- **PROBLEM TO WORK ON**: Transcribe all the records exactly and omit any images they hold.

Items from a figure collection
===
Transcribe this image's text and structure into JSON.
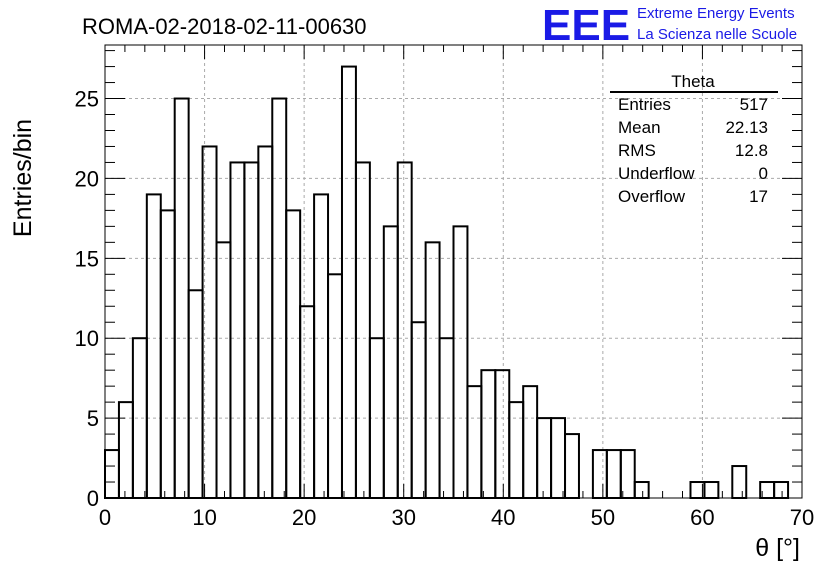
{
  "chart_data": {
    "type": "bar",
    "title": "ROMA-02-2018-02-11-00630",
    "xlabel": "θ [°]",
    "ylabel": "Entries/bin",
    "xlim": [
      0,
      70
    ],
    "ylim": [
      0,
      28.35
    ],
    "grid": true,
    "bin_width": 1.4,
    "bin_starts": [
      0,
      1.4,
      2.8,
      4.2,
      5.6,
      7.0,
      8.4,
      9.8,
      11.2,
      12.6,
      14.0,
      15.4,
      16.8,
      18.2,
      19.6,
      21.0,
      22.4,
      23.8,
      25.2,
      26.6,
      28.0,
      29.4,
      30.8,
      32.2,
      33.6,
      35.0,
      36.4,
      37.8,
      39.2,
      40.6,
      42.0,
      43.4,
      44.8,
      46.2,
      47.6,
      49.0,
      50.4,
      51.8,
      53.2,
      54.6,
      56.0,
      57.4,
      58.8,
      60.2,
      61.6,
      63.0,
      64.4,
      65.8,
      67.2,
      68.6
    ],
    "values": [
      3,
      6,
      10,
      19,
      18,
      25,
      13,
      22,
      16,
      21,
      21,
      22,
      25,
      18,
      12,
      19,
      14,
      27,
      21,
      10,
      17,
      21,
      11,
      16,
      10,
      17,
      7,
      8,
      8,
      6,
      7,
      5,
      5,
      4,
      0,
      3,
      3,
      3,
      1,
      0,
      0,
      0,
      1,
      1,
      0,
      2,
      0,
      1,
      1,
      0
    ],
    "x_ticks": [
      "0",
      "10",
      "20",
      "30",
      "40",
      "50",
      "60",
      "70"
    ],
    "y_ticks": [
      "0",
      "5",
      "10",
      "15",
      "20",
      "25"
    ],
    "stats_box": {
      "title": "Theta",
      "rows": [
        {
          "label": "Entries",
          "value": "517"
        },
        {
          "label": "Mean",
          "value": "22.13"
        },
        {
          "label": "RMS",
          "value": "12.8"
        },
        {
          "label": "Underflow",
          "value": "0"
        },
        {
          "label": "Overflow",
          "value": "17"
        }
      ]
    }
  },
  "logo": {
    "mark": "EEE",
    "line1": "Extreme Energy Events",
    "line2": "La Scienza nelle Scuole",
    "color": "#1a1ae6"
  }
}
===
- **OUTPUT OF THE TASK**:
Transcribe this image's text and structure into JSON.
{
  "chart_data": {
    "type": "bar",
    "title": "ROMA-02-2018-02-11-00630",
    "xlabel": "θ [°]",
    "ylabel": "Entries/bin",
    "xlim": [
      0,
      70
    ],
    "ylim": [
      0,
      28.35
    ],
    "grid": true,
    "bin_width": 1.4,
    "bin_starts": [
      0,
      1.4,
      2.8,
      4.2,
      5.6,
      7.0,
      8.4,
      9.8,
      11.2,
      12.6,
      14.0,
      15.4,
      16.8,
      18.2,
      19.6,
      21.0,
      22.4,
      23.8,
      25.2,
      26.6,
      28.0,
      29.4,
      30.8,
      32.2,
      33.6,
      35.0,
      36.4,
      37.8,
      39.2,
      40.6,
      42.0,
      43.4,
      44.8,
      46.2,
      47.6,
      49.0,
      50.4,
      51.8,
      53.2,
      54.6,
      56.0,
      57.4,
      58.8,
      60.2,
      61.6,
      63.0,
      64.4,
      65.8,
      67.2,
      68.6
    ],
    "values": [
      3,
      6,
      10,
      19,
      18,
      25,
      13,
      22,
      16,
      21,
      21,
      22,
      25,
      18,
      12,
      19,
      14,
      27,
      21,
      10,
      17,
      21,
      11,
      16,
      10,
      17,
      7,
      8,
      8,
      6,
      7,
      5,
      5,
      4,
      0,
      3,
      3,
      3,
      1,
      0,
      0,
      0,
      1,
      1,
      0,
      2,
      0,
      1,
      1,
      0
    ],
    "x_ticks": [
      "0",
      "10",
      "20",
      "30",
      "40",
      "50",
      "60",
      "70"
    ],
    "y_ticks": [
      "0",
      "5",
      "10",
      "15",
      "20",
      "25"
    ],
    "stats_box": {
      "title": "Theta",
      "rows": [
        {
          "label": "Entries",
          "value": "517"
        },
        {
          "label": "Mean",
          "value": "22.13"
        },
        {
          "label": "RMS",
          "value": "12.8"
        },
        {
          "label": "Underflow",
          "value": "0"
        },
        {
          "label": "Overflow",
          "value": "17"
        }
      ]
    }
  },
  "logo": {
    "mark": "EEE",
    "line1": "Extreme Energy Events",
    "line2": "La Scienza nelle Scuole",
    "color": "#1a1ae6"
  }
}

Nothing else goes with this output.